| DOCUMENT TEXT |
# Curtains???



## grandpa2390 (Jul 9, 2011)

This is my house:










I turned the blinds inside out because they have yellowed with age and I cannot turn them white again. I believe they are faux wood. I don't know if I can repaint them or anything. but while looking at replacements, I began to consider whether I should just get curtains.

But I don't know anything about decorating. The window is 10 feet wide. (standard ceiling height, not high ceilings). It requires two blinds that are about 59 inches wide. Home Depot sells them for like 66 dollars apiece. 

I thought curtains might look nicer, cost less, be easier to care for (though I may be wrong), but I am not sure what kind of curtains to get.

any suggestions would be appreciated 

I'm talking about the big window in the middle.

Any ideas for that big window on the right would be helpful as well  It has those blinds on it now that hang from ceiling to floor. but the don't hang straight


----------



## Colbyt (Jan 27, 2014)

You can not buy any decent quality curtain and hardware for the same amount of money. I would replace the blinds. It appears there are 4 windows why only 2 blinds? The faux woods are heavy and 4 correctly measured blinds would be a lot easier to deal with.


----------



## Nealtw (Jun 22, 2017)

Custom made drapes never went out of style, they just got to expensive.


----------



## leenabug (Dec 7, 2014)

yeah, custom lined drapes would cost alot more than the blinds. However, Walmart does sell a blackout curtain I think. The price would possible be comparable. Its not gonna be the same weight and thickness of lined drapes but it would cover. You would prob need 4-6 panels depending on the width of the curtain panel. You are looking for something that says "thermal" "blackout""insulating""lined", etc. Anything that will tell you there is an additional backing on it. Here is an example of sorts, but I would go with the best quality you can afford. Maybe check at Target too. 

https://www.walmart.com/ip/72-1-PAN...IN-DRAPES-BRONZE-GROMMETS-84-LENGTH/131652772

Then you will also need a nice sized drapery rod to hold them. and 10 ft is gonna be a little harder to find but they do have them in 120", but I would go with one a little wider as your curtains are suppose to hang a little on either side of the window. I generally go 6-8" past the edge of my window trim and fasten the rod there. 
You could also do curtains the same way on that other window with the vertical blinds.
Just be sure whatever you do has that extra pc of fabric on the back as a single thickness curtains will be sheer and with the full sun you have, it wont last long before its bleached out.(faded)

| WHAT YOU WILL DO |
a – Quote the forum thread about window curtains, starting at "## Colbyt (Jan" and ending at "(Jun 22, 2017)".
b – In the forum thread about window curtains, why does leenabug advise choosing curtains that have an extra piece of fabric on the back?

| DATASET EXTRACT |
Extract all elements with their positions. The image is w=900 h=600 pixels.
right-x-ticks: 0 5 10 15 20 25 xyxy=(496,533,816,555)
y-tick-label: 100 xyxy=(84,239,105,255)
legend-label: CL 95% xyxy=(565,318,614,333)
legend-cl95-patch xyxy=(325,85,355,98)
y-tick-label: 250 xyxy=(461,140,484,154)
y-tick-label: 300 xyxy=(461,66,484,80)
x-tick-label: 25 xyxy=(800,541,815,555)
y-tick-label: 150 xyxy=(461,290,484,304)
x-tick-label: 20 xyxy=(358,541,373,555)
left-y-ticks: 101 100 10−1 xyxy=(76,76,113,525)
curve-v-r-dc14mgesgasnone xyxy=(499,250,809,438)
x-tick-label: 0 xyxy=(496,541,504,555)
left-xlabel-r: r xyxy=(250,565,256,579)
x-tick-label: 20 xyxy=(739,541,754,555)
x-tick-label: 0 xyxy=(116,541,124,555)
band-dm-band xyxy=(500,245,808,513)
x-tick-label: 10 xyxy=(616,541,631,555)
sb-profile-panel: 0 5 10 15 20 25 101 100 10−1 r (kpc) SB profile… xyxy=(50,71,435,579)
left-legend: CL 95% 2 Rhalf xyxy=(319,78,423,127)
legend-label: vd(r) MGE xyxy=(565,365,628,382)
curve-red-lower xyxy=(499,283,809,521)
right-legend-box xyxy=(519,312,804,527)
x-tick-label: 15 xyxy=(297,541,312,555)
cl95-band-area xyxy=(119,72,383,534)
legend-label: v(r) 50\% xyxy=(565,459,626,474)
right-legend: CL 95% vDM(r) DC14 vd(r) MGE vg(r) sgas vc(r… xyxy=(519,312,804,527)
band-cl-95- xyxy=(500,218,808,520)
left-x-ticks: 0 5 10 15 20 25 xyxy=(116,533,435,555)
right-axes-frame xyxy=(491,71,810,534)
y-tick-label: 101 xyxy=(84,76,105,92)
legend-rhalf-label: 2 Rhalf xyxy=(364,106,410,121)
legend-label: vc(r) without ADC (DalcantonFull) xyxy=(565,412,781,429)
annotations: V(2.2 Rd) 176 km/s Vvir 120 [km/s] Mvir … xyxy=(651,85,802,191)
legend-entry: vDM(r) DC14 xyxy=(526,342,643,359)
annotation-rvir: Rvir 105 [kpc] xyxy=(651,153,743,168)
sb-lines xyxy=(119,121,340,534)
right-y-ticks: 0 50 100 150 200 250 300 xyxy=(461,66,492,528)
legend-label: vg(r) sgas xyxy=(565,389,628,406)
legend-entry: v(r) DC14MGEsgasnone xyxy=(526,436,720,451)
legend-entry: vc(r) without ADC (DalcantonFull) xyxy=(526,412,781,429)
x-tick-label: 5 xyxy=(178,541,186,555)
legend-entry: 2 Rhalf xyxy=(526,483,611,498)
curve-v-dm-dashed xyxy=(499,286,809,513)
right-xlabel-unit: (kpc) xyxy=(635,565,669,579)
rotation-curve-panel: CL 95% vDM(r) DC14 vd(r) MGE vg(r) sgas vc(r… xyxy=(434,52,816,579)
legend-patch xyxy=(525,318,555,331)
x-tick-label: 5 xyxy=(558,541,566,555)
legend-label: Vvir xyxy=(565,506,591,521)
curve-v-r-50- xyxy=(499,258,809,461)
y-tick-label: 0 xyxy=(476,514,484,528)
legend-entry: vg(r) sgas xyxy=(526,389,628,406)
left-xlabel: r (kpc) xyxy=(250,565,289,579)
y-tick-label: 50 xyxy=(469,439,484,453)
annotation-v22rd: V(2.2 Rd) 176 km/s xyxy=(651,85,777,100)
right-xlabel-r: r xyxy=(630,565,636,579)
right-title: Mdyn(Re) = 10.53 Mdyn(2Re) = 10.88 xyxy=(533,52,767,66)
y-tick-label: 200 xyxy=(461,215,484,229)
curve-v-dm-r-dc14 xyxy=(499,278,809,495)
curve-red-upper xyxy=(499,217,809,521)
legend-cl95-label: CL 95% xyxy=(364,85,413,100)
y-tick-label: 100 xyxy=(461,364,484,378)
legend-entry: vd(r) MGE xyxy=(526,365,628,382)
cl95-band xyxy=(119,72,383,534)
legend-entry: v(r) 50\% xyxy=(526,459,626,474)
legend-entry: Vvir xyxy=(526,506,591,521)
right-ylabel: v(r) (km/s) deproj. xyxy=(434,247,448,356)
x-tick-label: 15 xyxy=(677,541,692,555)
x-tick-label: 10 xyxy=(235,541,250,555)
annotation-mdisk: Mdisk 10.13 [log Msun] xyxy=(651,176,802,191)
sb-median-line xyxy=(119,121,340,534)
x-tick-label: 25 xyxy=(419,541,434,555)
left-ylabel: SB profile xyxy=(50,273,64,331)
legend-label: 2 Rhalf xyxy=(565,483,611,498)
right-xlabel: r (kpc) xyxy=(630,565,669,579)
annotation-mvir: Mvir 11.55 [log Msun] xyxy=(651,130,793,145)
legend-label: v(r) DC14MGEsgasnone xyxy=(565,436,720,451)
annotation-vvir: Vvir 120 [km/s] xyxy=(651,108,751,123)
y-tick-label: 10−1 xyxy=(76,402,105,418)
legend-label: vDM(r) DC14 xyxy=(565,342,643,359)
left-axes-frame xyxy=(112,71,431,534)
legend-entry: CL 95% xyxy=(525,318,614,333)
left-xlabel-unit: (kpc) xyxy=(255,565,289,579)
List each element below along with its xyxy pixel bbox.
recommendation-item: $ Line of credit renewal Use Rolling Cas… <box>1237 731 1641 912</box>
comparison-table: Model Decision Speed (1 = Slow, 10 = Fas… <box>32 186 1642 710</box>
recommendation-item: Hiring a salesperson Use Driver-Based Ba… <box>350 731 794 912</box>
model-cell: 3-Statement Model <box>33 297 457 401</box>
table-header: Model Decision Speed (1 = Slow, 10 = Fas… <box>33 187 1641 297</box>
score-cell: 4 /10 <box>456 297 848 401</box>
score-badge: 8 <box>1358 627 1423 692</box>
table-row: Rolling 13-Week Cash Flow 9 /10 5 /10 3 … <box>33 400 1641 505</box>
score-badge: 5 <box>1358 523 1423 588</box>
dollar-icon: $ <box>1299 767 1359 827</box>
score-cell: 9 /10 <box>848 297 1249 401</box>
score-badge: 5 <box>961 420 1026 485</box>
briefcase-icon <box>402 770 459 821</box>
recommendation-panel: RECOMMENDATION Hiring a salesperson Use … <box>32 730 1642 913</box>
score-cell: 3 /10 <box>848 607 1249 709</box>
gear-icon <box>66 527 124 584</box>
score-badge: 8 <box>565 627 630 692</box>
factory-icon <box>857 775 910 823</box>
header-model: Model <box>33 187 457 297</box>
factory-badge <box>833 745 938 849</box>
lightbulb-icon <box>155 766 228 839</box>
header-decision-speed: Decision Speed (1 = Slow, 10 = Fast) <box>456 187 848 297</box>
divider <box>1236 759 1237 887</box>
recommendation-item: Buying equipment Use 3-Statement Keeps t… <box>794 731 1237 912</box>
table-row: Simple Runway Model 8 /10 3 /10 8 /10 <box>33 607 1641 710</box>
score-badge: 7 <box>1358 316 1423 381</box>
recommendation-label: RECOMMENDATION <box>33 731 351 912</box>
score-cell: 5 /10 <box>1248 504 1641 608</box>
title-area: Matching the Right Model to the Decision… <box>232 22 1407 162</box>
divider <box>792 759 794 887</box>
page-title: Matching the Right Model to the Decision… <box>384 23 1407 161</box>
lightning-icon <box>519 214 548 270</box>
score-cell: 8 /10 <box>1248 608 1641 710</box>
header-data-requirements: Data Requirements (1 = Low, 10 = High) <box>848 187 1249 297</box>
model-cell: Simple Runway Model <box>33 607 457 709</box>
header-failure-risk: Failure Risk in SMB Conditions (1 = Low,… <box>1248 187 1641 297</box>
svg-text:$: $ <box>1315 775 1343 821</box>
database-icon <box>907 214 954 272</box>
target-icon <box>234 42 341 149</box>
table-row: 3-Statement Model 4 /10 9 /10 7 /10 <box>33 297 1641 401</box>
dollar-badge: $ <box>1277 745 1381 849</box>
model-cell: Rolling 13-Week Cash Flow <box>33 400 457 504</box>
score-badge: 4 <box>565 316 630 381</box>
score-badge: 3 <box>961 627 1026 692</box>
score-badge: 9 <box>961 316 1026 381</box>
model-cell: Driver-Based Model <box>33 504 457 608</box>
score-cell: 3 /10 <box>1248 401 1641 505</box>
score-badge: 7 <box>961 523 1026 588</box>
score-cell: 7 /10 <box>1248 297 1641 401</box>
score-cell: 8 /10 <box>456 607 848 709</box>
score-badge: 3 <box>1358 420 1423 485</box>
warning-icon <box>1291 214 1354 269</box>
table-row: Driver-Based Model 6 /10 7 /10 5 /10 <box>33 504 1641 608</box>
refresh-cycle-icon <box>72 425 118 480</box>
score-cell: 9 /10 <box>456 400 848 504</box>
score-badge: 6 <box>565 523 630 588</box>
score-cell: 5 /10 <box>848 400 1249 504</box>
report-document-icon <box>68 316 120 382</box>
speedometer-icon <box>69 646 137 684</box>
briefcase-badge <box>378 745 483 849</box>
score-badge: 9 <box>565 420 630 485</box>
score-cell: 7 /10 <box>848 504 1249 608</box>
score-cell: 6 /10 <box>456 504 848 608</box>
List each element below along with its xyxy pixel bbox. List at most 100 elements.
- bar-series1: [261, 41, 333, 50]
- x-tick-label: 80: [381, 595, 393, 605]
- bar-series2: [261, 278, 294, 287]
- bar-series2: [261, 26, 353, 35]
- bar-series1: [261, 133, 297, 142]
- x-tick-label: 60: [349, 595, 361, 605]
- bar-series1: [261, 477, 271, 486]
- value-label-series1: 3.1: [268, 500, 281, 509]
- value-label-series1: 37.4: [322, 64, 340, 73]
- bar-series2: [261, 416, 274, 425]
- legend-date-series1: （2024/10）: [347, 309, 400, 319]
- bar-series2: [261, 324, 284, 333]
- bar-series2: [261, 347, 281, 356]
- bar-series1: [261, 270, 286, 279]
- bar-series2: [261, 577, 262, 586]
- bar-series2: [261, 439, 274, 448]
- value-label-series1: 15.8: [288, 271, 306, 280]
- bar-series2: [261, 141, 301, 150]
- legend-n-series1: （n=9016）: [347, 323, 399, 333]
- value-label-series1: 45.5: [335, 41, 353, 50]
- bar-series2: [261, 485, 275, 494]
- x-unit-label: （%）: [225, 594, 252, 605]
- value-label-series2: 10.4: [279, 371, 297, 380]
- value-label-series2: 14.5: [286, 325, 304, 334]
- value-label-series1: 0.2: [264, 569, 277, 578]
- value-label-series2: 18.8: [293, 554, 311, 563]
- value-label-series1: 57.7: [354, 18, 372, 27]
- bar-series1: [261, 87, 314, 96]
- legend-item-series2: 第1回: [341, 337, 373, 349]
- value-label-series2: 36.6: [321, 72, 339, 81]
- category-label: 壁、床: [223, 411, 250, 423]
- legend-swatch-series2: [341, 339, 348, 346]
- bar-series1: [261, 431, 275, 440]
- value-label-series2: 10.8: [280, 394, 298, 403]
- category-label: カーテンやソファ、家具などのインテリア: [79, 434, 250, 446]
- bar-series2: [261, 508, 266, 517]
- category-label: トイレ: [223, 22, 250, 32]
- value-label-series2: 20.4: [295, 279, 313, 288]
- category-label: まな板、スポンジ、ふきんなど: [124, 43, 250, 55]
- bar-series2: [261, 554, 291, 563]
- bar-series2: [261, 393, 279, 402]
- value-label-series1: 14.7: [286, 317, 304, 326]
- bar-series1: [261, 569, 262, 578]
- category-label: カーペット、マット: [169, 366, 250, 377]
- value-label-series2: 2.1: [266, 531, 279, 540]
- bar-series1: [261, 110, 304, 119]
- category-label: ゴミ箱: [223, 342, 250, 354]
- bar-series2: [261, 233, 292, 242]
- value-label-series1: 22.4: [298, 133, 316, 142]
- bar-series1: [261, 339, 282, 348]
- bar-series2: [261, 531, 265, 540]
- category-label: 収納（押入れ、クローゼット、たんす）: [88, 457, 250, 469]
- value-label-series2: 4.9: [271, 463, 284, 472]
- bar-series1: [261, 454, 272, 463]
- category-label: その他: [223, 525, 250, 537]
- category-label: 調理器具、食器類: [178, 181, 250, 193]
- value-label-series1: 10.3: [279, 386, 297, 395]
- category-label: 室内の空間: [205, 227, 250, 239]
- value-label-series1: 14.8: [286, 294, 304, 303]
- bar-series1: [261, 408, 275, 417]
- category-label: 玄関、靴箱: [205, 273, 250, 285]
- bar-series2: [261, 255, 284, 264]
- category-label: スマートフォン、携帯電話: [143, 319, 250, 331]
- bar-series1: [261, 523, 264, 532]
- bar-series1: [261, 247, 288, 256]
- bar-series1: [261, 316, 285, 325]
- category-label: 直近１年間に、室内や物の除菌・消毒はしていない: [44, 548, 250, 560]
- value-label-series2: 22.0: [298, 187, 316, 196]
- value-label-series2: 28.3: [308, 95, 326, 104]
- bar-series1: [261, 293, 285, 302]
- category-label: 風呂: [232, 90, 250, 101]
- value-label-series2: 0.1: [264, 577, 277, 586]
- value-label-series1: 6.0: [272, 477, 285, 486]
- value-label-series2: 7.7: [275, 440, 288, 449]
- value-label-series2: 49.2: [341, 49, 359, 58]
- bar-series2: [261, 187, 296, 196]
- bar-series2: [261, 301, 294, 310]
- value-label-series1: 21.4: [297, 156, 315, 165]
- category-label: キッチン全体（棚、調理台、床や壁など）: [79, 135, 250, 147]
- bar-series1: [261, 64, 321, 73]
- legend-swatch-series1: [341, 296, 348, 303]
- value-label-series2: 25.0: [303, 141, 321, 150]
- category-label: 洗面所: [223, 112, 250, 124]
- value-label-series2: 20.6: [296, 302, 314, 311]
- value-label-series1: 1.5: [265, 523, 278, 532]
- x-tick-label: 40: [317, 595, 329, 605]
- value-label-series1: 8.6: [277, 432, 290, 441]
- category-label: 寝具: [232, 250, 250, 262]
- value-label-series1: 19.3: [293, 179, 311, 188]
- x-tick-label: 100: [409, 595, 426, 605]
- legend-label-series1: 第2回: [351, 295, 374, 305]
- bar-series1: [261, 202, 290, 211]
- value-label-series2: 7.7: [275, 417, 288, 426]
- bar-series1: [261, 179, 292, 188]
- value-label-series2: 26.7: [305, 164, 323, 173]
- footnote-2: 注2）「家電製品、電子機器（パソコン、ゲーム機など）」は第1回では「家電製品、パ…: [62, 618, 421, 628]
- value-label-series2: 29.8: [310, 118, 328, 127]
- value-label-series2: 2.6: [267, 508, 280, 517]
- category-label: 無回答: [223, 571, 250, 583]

| ANSWERS TO THE EXERCISES |
a –
## Colbyt (Jan 27, 2014)

You can not buy any decent quality curtain and hardware for the same amount of money. I would replace the blinds. It appears there are 4 windows why only 2 blinds? The faux woods are heavy and 4 correctly measured blinds would be a lot easier to deal with.


----------



## Nealtw (Jun 22, 2017)

b – A single-thickness curtain will be sheer. With the full sun that window gets, it would soon be bleached out, or faded.